Stored items:
-------------------------

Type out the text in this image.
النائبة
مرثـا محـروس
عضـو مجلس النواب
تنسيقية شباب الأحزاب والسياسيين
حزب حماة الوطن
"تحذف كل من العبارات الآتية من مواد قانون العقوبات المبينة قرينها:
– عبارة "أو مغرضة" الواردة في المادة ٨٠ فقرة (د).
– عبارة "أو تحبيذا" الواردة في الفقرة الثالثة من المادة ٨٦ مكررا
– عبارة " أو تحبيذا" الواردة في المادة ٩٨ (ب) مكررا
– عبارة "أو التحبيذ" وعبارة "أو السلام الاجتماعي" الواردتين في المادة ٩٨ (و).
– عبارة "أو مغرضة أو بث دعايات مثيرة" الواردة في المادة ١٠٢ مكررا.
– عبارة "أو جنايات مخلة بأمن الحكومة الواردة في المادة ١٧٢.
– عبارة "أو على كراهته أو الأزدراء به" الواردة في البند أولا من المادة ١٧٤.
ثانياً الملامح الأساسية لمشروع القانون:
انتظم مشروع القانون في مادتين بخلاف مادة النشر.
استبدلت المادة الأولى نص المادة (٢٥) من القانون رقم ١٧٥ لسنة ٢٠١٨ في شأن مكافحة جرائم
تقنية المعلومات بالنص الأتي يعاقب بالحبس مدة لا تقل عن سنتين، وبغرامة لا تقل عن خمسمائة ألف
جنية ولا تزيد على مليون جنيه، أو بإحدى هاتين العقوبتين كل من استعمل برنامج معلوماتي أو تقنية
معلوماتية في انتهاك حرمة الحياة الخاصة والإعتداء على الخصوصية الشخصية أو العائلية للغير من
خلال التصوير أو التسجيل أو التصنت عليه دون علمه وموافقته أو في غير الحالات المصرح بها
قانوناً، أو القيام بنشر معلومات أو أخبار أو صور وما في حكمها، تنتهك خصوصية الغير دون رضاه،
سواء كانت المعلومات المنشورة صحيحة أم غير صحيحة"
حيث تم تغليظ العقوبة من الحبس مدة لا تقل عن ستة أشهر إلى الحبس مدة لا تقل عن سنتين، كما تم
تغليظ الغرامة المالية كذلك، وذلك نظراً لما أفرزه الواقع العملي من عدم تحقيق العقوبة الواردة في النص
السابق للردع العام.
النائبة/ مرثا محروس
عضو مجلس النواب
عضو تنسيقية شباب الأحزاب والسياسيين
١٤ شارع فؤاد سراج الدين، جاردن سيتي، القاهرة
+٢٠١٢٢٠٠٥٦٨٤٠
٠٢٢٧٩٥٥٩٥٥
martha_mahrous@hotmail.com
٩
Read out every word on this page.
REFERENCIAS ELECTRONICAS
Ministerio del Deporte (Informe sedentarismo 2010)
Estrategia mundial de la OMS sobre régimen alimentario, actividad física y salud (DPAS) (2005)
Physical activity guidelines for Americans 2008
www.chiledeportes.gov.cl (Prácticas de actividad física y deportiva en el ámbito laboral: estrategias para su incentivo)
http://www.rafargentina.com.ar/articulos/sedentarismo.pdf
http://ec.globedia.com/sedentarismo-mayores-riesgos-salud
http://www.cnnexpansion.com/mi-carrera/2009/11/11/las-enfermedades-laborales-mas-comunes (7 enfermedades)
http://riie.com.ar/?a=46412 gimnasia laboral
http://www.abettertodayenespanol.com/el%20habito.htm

-------------------------

Read the entries and show each line that mentions "sedentarismo".

Completed exercise:
Ministerio del Deporte (Informe sedentarismo 2010)
http://www.rafargentina.com.ar/articulos/sedentarismo.pdf
http://ec.globedia.com/sedentarismo-mayores-riesgos-salud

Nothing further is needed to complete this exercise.